Document excerpt:
-- Begin --

Cheffrey Eats also handles catering for private events at the brewery if your group is booking the upstairs space. For a party bus group arriving at normal taproom hours, the setup is straightforward: the truck takes orders, your group grabs beers at the bar, and you settle in at the communal tables or the outdoor space. There is no reservations requirement for the main taproom floor for groups under the private event threshold — but for large groups on busy Friday or Saturday nights, showing up as a coordinated unit with a bus rather than trickling in from rideshares over 30 minutes makes a real difference in how smoothly you get seated and served.

Weekly Events and When to Go

The Barrel of Monks weekly schedule runs on a predictable rhythm that your group can plan around. BOGO Beer Tuesday is the buy-one-get-one-free pint deal that draws a regular crowd on a night when the rest of downtown Boca is quieter. Wing Night Wednesday pairs discounted wings with the beer lineup.

Taco Thursday brings the food-focused crowd. Friday nights are the highest-energy session of the week, with live music on the regular schedule, a full crowd, and the outdoor space filling by 7 PM. Saturday afternoons are popular for groups who want to start the brewery tour earlier — the taproom opens at noon, and a 1 or 2 PM arrival lets your crew settle in before the evening rush competes for seats.

The private event calendar — ticketed beer releases, brewery collaboration nights, and themed tasting events — runs on the official Barrel of Monks website and their social channels. If your group is planning a brewery tour around a specific event night, check there first and build your party bus pickup time backward from the doors-open time, not forward from “when we feel like leaving.” Friday live music nights fill the parking lot by 7:30 PM, and arriving late with a 15-person group looking for contiguous seating is where the night starts to fragment.

The Upstairs Event Space: What to Know If Your Group Is Booking a Private Event

Barrel of Monks operates a private upstairs room for corporate events, birthday parties, and group celebrations. The space holds up to 75 guests for a standing cocktail reception, up to 40 for a seated dinner event, and can be configured as a meeting room for 24 guests around a conference table. The room includes Phillips color-control lighting, full in-ceiling audio with Bluetooth connection, a 65-inch flat screen for presentations or sports, high-top tables and lounge seating, and a private entrance.

Rental packages run $550 to $800 for up to 50 guests and include dedicated service and the brewery’s full beer lineup on pour — catering can come from Cheffrey Eats or an outside caterer of your choice. Contact the brewery at (561) 510-1253 to check availability and confirm which package works for your group.

-- End --

Reproduce the Barrel of Monks text above between "The private event calendar" and "starts to fragment.", inclusive, word for word.

Data extract:
-- Begin --

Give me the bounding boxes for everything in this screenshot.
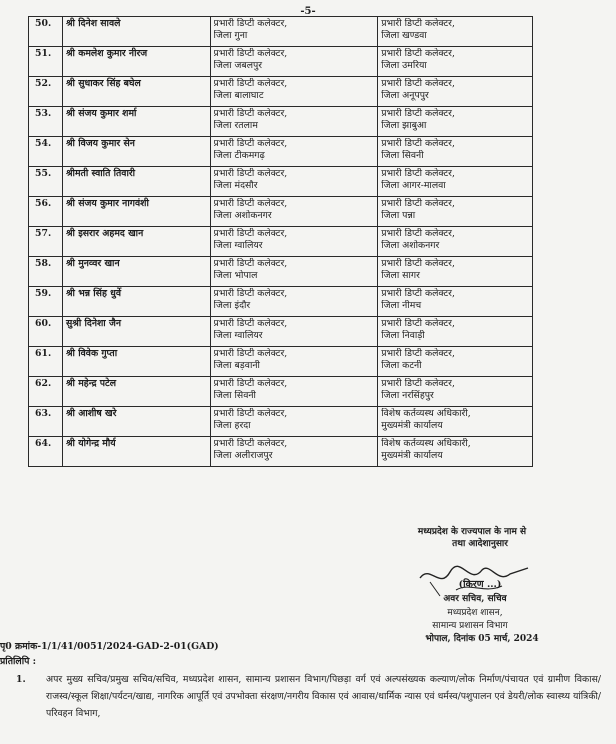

-- End --

Exercise result:
The private event calendar — ticketed beer releases, brewery collaboration nights, and themed tasting events — runs on the official Barrel of Monks website and their social channels. If your group is planning a brewery tour around a specific event night, check there first and build your party bus pickup time backward from the doors-open time, not forward from “when we feel like leaving.” Friday live music nights fill the parking lot by 7:30 PM, and arriving late with a 15-person group looking for contiguous seating is where the night starts to fragment.